Written instruction -> Put the records into a Markdown table with the columns "No." and "Line", starting at the line containing "Where is each" and ending at the line containing "598, 328, 612]", both included. Number each row, leave out blank lines, and leave out the pictures.

Dataset extract ->
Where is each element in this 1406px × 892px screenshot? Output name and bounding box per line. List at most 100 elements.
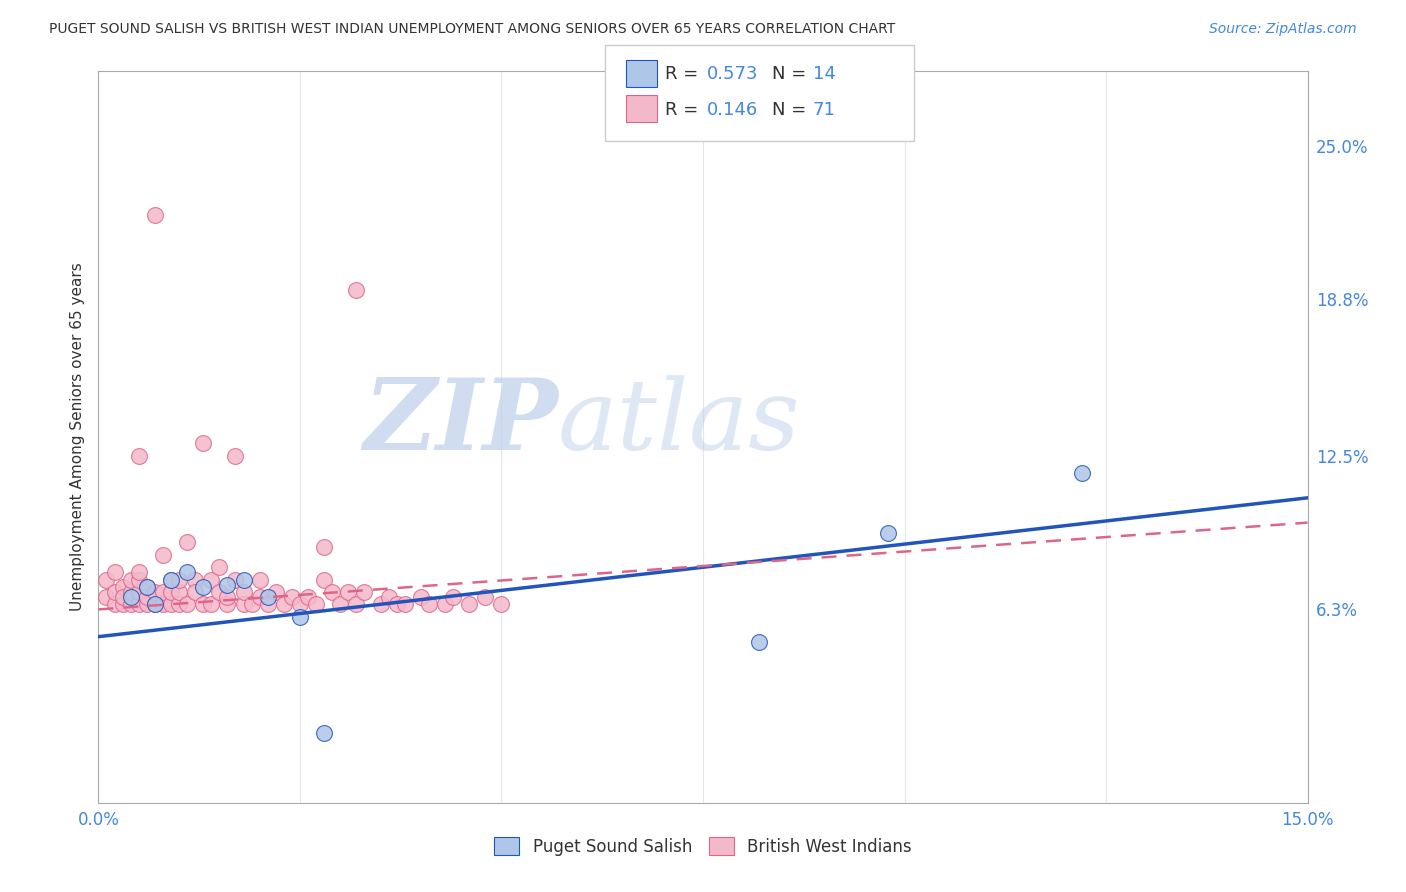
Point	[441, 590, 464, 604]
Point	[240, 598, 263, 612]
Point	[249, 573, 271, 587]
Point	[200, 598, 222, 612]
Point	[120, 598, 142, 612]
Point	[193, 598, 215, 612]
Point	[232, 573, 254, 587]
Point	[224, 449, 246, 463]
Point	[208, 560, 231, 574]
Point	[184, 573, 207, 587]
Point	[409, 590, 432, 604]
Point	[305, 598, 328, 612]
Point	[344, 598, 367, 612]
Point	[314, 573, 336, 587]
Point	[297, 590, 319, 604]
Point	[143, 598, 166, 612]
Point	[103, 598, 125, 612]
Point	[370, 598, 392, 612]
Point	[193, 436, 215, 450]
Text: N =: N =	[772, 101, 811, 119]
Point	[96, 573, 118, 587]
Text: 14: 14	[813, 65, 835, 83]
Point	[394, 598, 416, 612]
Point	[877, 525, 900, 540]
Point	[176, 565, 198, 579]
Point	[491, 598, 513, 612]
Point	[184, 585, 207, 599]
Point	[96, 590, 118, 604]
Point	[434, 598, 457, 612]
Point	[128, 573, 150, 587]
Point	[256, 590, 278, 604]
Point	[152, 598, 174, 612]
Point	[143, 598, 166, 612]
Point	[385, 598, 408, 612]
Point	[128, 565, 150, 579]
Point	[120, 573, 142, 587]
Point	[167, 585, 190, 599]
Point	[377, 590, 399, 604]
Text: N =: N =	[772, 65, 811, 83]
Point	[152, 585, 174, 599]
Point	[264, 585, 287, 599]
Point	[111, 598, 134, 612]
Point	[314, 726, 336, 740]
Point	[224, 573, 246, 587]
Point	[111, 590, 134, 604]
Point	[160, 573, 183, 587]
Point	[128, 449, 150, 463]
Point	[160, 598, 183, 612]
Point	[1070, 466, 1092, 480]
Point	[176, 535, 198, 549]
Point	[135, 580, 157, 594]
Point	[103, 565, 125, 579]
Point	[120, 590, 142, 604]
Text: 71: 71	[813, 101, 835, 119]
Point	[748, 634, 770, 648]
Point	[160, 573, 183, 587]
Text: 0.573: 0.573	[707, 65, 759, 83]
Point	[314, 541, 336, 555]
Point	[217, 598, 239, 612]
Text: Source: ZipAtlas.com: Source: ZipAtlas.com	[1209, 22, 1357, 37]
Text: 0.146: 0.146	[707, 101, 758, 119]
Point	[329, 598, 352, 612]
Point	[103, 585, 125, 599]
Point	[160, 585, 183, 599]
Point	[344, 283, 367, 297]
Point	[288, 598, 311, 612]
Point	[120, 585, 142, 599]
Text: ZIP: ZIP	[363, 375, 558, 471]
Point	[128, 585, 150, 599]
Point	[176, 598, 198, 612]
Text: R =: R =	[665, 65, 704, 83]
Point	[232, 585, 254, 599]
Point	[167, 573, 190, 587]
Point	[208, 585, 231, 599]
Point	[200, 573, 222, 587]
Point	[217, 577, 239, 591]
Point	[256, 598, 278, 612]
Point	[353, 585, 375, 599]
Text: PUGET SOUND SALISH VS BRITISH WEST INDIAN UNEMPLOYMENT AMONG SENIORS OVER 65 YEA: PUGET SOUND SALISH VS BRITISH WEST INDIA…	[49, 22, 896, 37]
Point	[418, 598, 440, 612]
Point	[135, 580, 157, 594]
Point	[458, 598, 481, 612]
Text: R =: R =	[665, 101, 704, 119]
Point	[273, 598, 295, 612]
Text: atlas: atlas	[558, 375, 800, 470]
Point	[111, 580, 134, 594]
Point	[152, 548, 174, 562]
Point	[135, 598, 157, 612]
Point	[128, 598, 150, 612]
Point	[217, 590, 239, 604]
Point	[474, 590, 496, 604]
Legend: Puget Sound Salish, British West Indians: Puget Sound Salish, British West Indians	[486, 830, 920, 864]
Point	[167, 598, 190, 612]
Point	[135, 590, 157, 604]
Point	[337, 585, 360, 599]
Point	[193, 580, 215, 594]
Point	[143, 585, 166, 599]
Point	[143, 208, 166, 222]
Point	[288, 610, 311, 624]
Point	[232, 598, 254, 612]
--
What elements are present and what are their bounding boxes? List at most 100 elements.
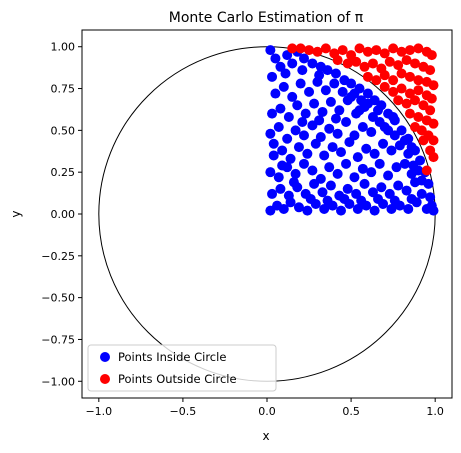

Written answer ->
| No. | Line |
|---|---|
| 1 | Where is each element in this 1406px × 892px screenshot? Output name and bounding box per line. List at most 100 elements. |
| 2 | Point	[441, 590, 464, 604] |
| 3 | Point	[240, 598, 263, 612] |
| 4 | Point	[249, 573, 271, 587] |
| 5 | Point	[200, 598, 222, 612] |
| 6 | Point	[120, 598, 142, 612] |
| 7 | Point	[193, 598, 215, 612] |
| 8 | Point	[232, 573, 254, 587] |
| 9 | Point	[224, 449, 246, 463] |
| 10 | Point	[208, 560, 231, 574] |
| 11 | Point	[184, 573, 207, 587] |
| 12 | Point	[409, 590, 432, 604] |
| 13 | Point	[305, 598, 328, 612] |